_What you are asked to do:_ Output the full listing below exactly, without the pictures.

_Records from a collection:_
================

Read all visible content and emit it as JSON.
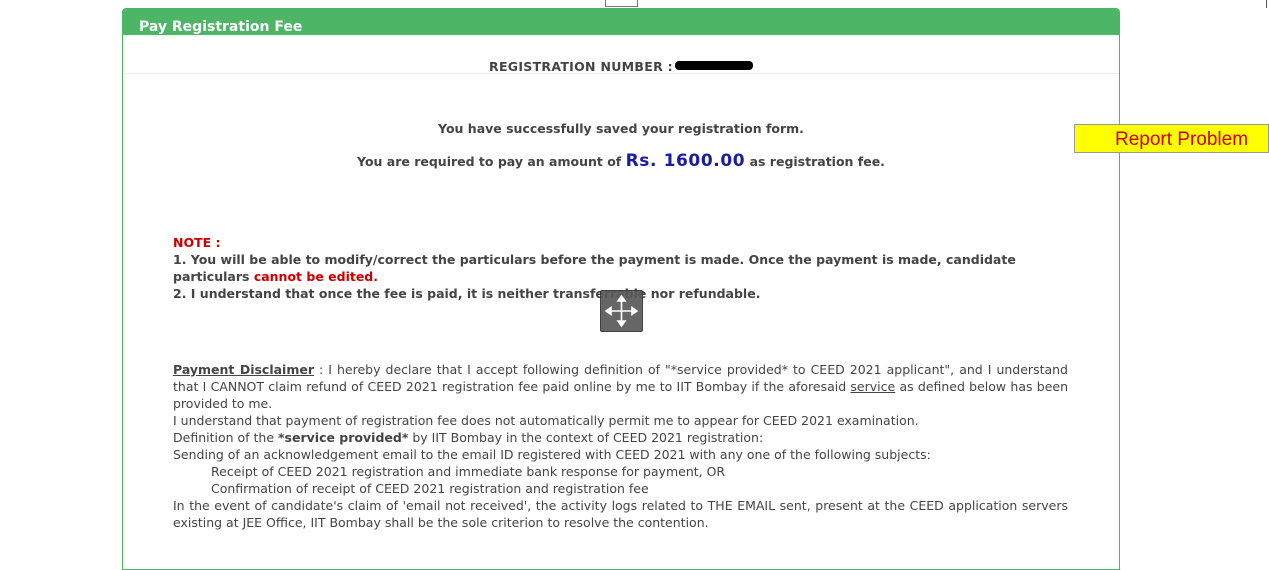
{
  "panel": {
    "title": "Pay Registration Fee"
  },
  "registration": {
    "label": "REGISTRATION NUMBER :"
  },
  "messages": {
    "saved": "You have successfully saved your registration form.",
    "pay_prefix": "You are required to pay an amount of",
    "amount": "Rs. 1600.00",
    "pay_suffix": "as registration fee."
  },
  "note": {
    "title": "NOTE :",
    "line1_a": "1. You will be able to modify/correct the particulars before the payment is made. Once the payment is made, candidate particulars",
    "line1_b": "cannot be edited",
    "line1_c": ".",
    "line2": "2. I understand that once the fee is paid, it is neither transferrable nor refundable."
  },
  "disclaimer": {
    "heading": "Payment Disclaimer",
    "p1_a": " : I hereby declare that I accept following definition of \"*service provided* to CEED 2021 applicant\", and I understand that I CANNOT claim refund of CEED 2021 registration fee paid online by me to IIT Bombay if the aforesaid ",
    "p1_link": "service",
    "p1_b": " as defined below has been provided to me.",
    "p2": "I understand that payment of registration fee does not automatically permit me to appear for CEED 2021 examination.",
    "p3_a": "Definition of the ",
    "p3_bold": "*service provided*",
    "p3_b": " by IIT Bombay in the context of CEED 2021 registration:",
    "p4": "Sending of an acknowledgement email to the email ID registered with CEED 2021 with any one of the following subjects:",
    "sub1": "Receipt of CEED 2021 registration and immediate bank response for payment, OR",
    "sub2": "Confirmation of receipt of CEED 2021 registration and registration fee",
    "p5": "In the event of candidate's claim of 'email not received', the activity logs related to THE EMAIL sent, present at the CEED application servers existing at JEE Office, IIT Bombay shall be the sole criterion to resolve the contention."
  },
  "report": {
    "label": "Report Problem"
  },
  "icons": {
    "move": "move-arrows-icon"
  },
  "colors": {
    "header_green": "#4cb566",
    "amount_blue": "#1a1aa6",
    "note_red": "#cc0000",
    "report_bg": "#ffff00",
    "report_text": "#cc0000"
  }
}
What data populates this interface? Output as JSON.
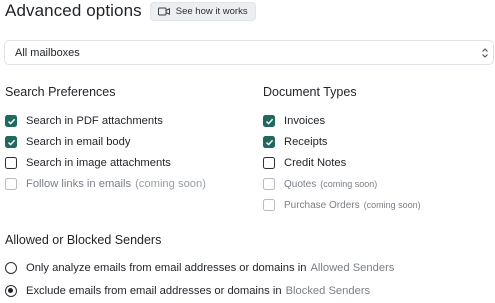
{
  "header": {
    "title": "Advanced options",
    "how_label": "See how it works"
  },
  "mailbox_select": {
    "value": "All mailboxes"
  },
  "search_preferences": {
    "title": "Search Preferences",
    "items": [
      {
        "label": "Search in PDF attachments",
        "checked": true
      },
      {
        "label": "Search in email body",
        "checked": true
      },
      {
        "label": "Search in image attachments",
        "checked": false
      },
      {
        "label": "Follow links in emails",
        "soon": "(coming soon)",
        "checked": false,
        "disabled": true
      }
    ]
  },
  "document_types": {
    "title": "Document Types",
    "items": [
      {
        "label": "Invoices",
        "checked": true
      },
      {
        "label": "Receipts",
        "checked": true
      },
      {
        "label": "Credit Notes",
        "checked": false
      },
      {
        "label": "Quotes",
        "soon": "(coming soon)",
        "checked": false,
        "disabled": true
      },
      {
        "label": "Purchase Orders",
        "soon": "(coming soon)",
        "checked": false,
        "disabled": true
      }
    ]
  },
  "senders": {
    "title": "Allowed or Blocked Senders",
    "options": [
      {
        "label": "Only analyze emails from email addresses or domains in",
        "suffix": "Allowed Senders",
        "checked": false
      },
      {
        "label": "Exclude emails from email addresses or domains in",
        "suffix": "Blocked Senders",
        "checked": true
      }
    ]
  },
  "colors": {
    "accent": "#20695e"
  }
}
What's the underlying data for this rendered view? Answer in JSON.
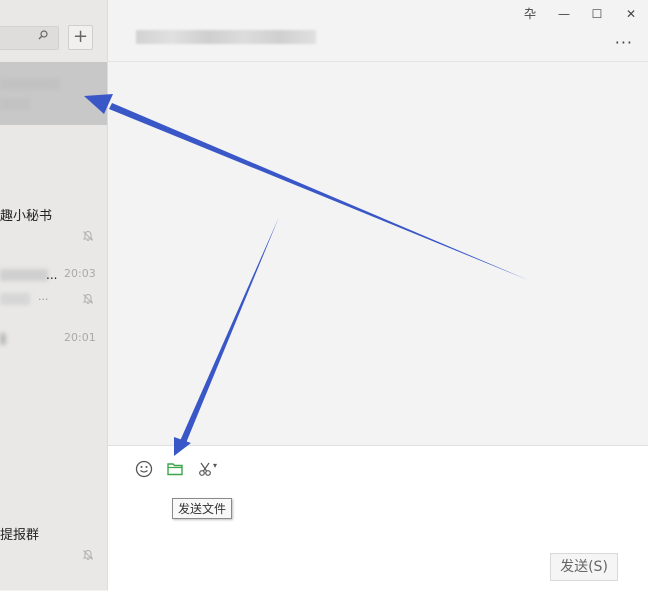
{
  "sidebar": {
    "add_button_label": "+",
    "conversations": [
      {
        "name": "",
        "selected": true
      },
      {
        "name": "趣小秘书",
        "muted": true
      },
      {
        "name": "...",
        "time": "20:03",
        "preview": "...",
        "muted": true
      },
      {
        "name": "",
        "time": "20:01"
      },
      {
        "name": "提报群",
        "muted": true
      }
    ]
  },
  "window": {
    "pin_icon": "卆",
    "minimize_icon": "—",
    "maximize_icon": "☐",
    "close_icon": "✕",
    "more_icon": "···"
  },
  "toolbar": {
    "send_file_tooltip": "发送文件",
    "scissors_caret": "▾"
  },
  "send_button_label": "发送(S)",
  "colors": {
    "arrow": "#3a57c8",
    "folder_icon": "#3aa54a",
    "sidebar_bg": "#e9e8e7",
    "selected_bg": "#c9c8c8"
  }
}
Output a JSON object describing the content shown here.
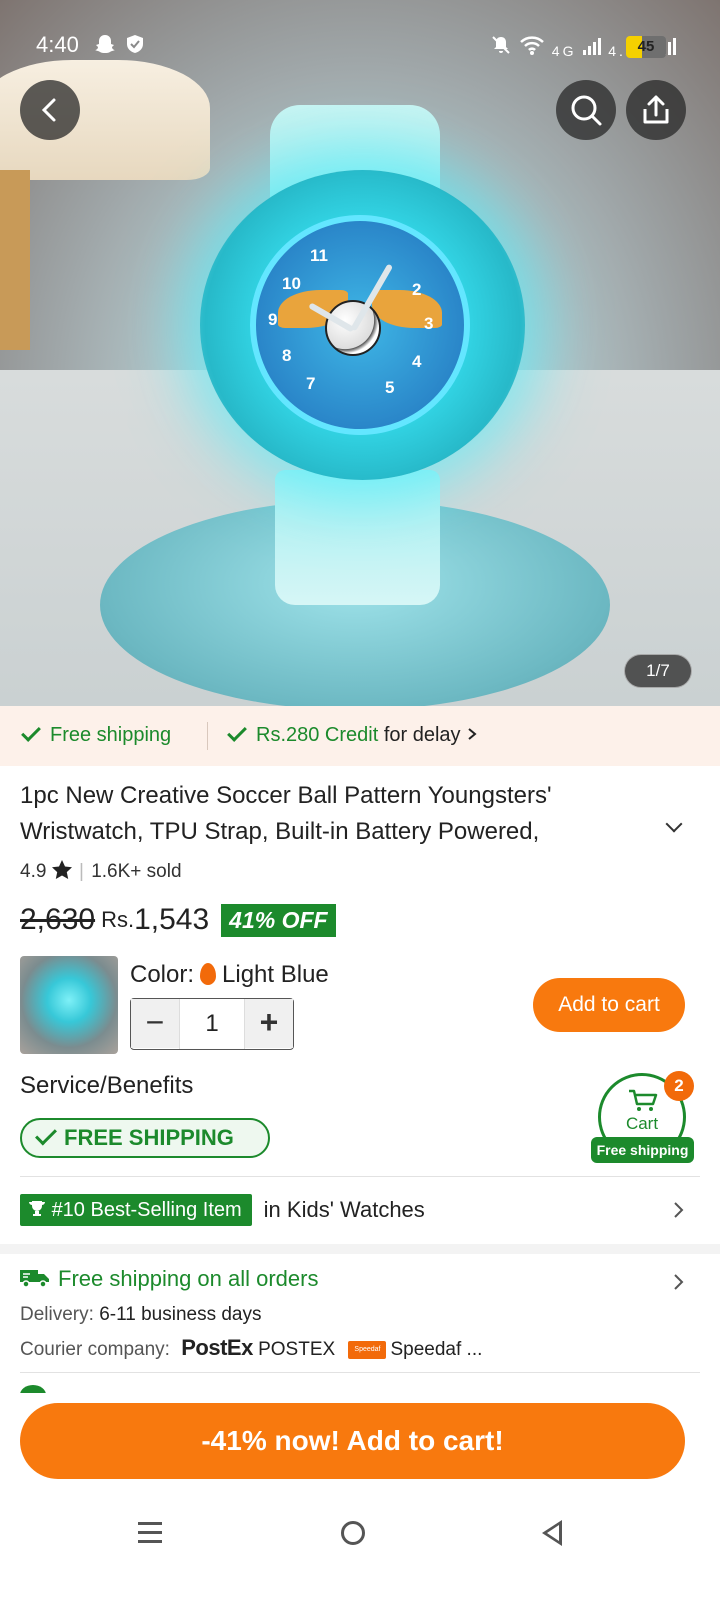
{
  "status_bar": {
    "time": "4:40",
    "left_icons": [
      "snapchat-icon",
      "shield-icon"
    ],
    "right_icons": [
      "mute-icon",
      "wifi-icon",
      "4g-signal-icon",
      "4.5g-signal-icon"
    ],
    "network_1": "4G",
    "network_2": "4.5G",
    "battery": "45"
  },
  "gallery": {
    "counter": "1/7",
    "numerals": [
      "11",
      "10",
      "9",
      "8",
      "7",
      "5",
      "4",
      "3",
      "2"
    ]
  },
  "promo": {
    "free_shipping": "Free shipping",
    "credit": "Rs.280 Credit",
    "credit_suffix": "for delay"
  },
  "product": {
    "title": "1pc New Creative Soccer Ball Pattern Youngsters' Wristwatch, TPU Strap, Built-in Battery Powered,",
    "rating": "4.9",
    "sold": "1.6K+ sold",
    "old_price": "2,630",
    "currency": "Rs.",
    "price": "1,543",
    "discount": "41% OFF"
  },
  "variant": {
    "color_label": "Color:",
    "color_value": "Light Blue",
    "quantity": "1",
    "minus": "−",
    "plus": "+",
    "add_to_cart": "Add to cart"
  },
  "service": {
    "title": "Service/Benefits",
    "free_shipping_badge": "FREE SHIPPING"
  },
  "cart_float": {
    "label": "Cart",
    "count": "2",
    "tag": "Free shipping"
  },
  "best_seller": {
    "badge": "#10 Best-Selling Item",
    "category": "in Kids' Watches"
  },
  "shipping": {
    "title": "Free shipping on all orders",
    "delivery_label": "Delivery:",
    "delivery_value": "6-11 business days",
    "courier_label": "Courier company:",
    "courier_logo": "PostEx",
    "courier_1": "POSTEX",
    "courier_2_logo": "Speedaf express",
    "courier_2": "Speedaf ..."
  },
  "cta": {
    "label": "-41% now! Add to cart!"
  },
  "colors": {
    "accent_orange": "#f8790e",
    "success_green": "#1c8a2c",
    "promo_bg": "#fdf1ea"
  }
}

================

_Completed task:_
Read all visible content and emit it as JSON.
{
  "panel": {
    "title": "Pay Registration Fee"
  },
  "registration": {
    "label": "REGISTRATION NUMBER :"
  },
  "messages": {
    "saved": "You have successfully saved your registration form.",
    "pay_prefix": "You are required to pay an amount of",
    "amount": "Rs. 1600.00",
    "pay_suffix": "as registration fee."
  },
  "note": {
    "title": "NOTE :",
    "line1_a": "1. You will be able to modify/correct the particulars before the payment is made. Once the payment is made, candidate particulars",
    "line1_b": "cannot be edited",
    "line1_c": ".",
    "line2": "2. I understand that once the fee is paid, it is neither transferrable nor refundable."
  },
  "disclaimer": {
    "heading": "Payment Disclaimer",
    "p1_a": " : I hereby declare that I accept following definition of \"*service provided* to CEED 2021 applicant\", and I understand that I CANNOT claim refund of CEED 2021 registration fee paid online by me to IIT Bombay if the aforesaid ",
    "p1_link": "service",
    "p1_b": " as defined below has been provided to me.",
    "p2": "I understand that payment of registration fee does not automatically permit me to appear for CEED 2021 examination.",
    "p3_a": "Definition of the ",
    "p3_bold": "*service provided*",
    "p3_b": " by IIT Bombay in the context of CEED 2021 registration:",
    "p4": "Sending of an acknowledgement email to the email ID registered with CEED 2021 with any one of the following subjects:",
    "sub1": "Receipt of CEED 2021 registration and immediate bank response for payment, OR",
    "sub2": "Confirmation of receipt of CEED 2021 registration and registration fee",
    "p5": "In the event of candidate's claim of 'email not received', the activity logs related to THE EMAIL sent, present at the CEED application servers existing at JEE Office, IIT Bombay shall be the sole criterion to resolve the contention."
  },
  "report": {
    "label": "Report Problem"
  },
  "icons": {
    "move": "move-arrows-icon"
  },
  "colors": {
    "header_green": "#4cb566",
    "amount_blue": "#1a1aa6",
    "note_red": "#cc0000",
    "report_bg": "#ffff00",
    "report_text": "#cc0000"
  }
}
What data populates this interface? Output as JSON.
{
  "header": {
    "title": "Advanced options",
    "how_label": "See how it works"
  },
  "mailbox_select": {
    "value": "All mailboxes"
  },
  "search_preferences": {
    "title": "Search Preferences",
    "items": [
      {
        "label": "Search in PDF attachments",
        "checked": true
      },
      {
        "label": "Search in email body",
        "checked": true
      },
      {
        "label": "Search in image attachments",
        "checked": false
      },
      {
        "label": "Follow links in emails",
        "soon": "(coming soon)",
        "checked": false,
        "disabled": true
      }
    ]
  },
  "document_types": {
    "title": "Document Types",
    "items": [
      {
        "label": "Invoices",
        "checked": true
      },
      {
        "label": "Receipts",
        "checked": true
      },
      {
        "label": "Credit Notes",
        "checked": false
      },
      {
        "label": "Quotes",
        "soon": "(coming soon)",
        "checked": false,
        "disabled": true
      },
      {
        "label": "Purchase Orders",
        "soon": "(coming soon)",
        "checked": false,
        "disabled": true
      }
    ]
  },
  "senders": {
    "title": "Allowed or Blocked Senders",
    "options": [
      {
        "label": "Only analyze emails from email addresses or domains in",
        "suffix": "Allowed Senders",
        "checked": false
      },
      {
        "label": "Exclude emails from email addresses or domains in",
        "suffix": "Blocked Senders",
        "checked": true
      }
    ]
  },
  "colors": {
    "accent": "#20695e"
  }
}
What's the underlying data for this rendered view? Answer in JSON.
{
  "sidebar": {
    "add_button_label": "+",
    "conversations": [
      {
        "name": "",
        "selected": true
      },
      {
        "name": "趣小秘书",
        "muted": true
      },
      {
        "name": "...",
        "time": "20:03",
        "preview": "...",
        "muted": true
      },
      {
        "name": "",
        "time": "20:01"
      },
      {
        "name": "提报群",
        "muted": true
      }
    ]
  },
  "window": {
    "pin_icon": "卆",
    "minimize_icon": "—",
    "maximize_icon": "☐",
    "close_icon": "✕",
    "more_icon": "···"
  },
  "toolbar": {
    "send_file_tooltip": "发送文件",
    "scissors_caret": "▾"
  },
  "send_button_label": "发送(S)",
  "colors": {
    "arrow": "#3a57c8",
    "folder_icon": "#3aa54a",
    "sidebar_bg": "#e9e8e7",
    "selected_bg": "#c9c8c8"
  }
}
Output a JSON object describing the content shown here.
{
  "status_bar": {
    "time": "4:40",
    "left_icons": [
      "snapchat-icon",
      "shield-icon"
    ],
    "right_icons": [
      "mute-icon",
      "wifi-icon",
      "4g-signal-icon",
      "4.5g-signal-icon"
    ],
    "network_1": "4G",
    "network_2": "4.5G",
    "battery": "45"
  },
  "gallery": {
    "counter": "1/7",
    "numerals": [
      "11",
      "10",
      "9",
      "8",
      "7",
      "5",
      "4",
      "3",
      "2"
    ]
  },
  "promo": {
    "free_shipping": "Free shipping",
    "credit": "Rs.280 Credit",
    "credit_suffix": "for delay"
  },
  "product": {
    "title": "1pc New Creative Soccer Ball Pattern Youngsters' Wristwatch, TPU Strap, Built-in Battery Powered,",
    "rating": "4.9",
    "sold": "1.6K+ sold",
    "old_price": "2,630",
    "currency": "Rs.",
    "price": "1,543",
    "discount": "41% OFF"
  },
  "variant": {
    "color_label": "Color:",
    "color_value": "Light Blue",
    "quantity": "1",
    "minus": "−",
    "plus": "+",
    "add_to_cart": "Add to cart"
  },
  "service": {
    "title": "Service/Benefits",
    "free_shipping_badge": "FREE SHIPPING"
  },
  "cart_float": {
    "label": "Cart",
    "count": "2",
    "tag": "Free shipping"
  },
  "best_seller": {
    "badge": "#10 Best-Selling Item",
    "category": "in Kids' Watches"
  },
  "shipping": {
    "title": "Free shipping on all orders",
    "delivery_label": "Delivery:",
    "delivery_value": "6-11 business days",
    "courier_label": "Courier company:",
    "courier_logo": "PostEx",
    "courier_1": "POSTEX",
    "courier_2_logo": "Speedaf express",
    "courier_2": "Speedaf ..."
  },
  "cta": {
    "label": "-41% now! Add to cart!"
  },
  "colors": {
    "accent_orange": "#f8790e",
    "success_green": "#1c8a2c",
    "promo_bg": "#fdf1ea"
  }
}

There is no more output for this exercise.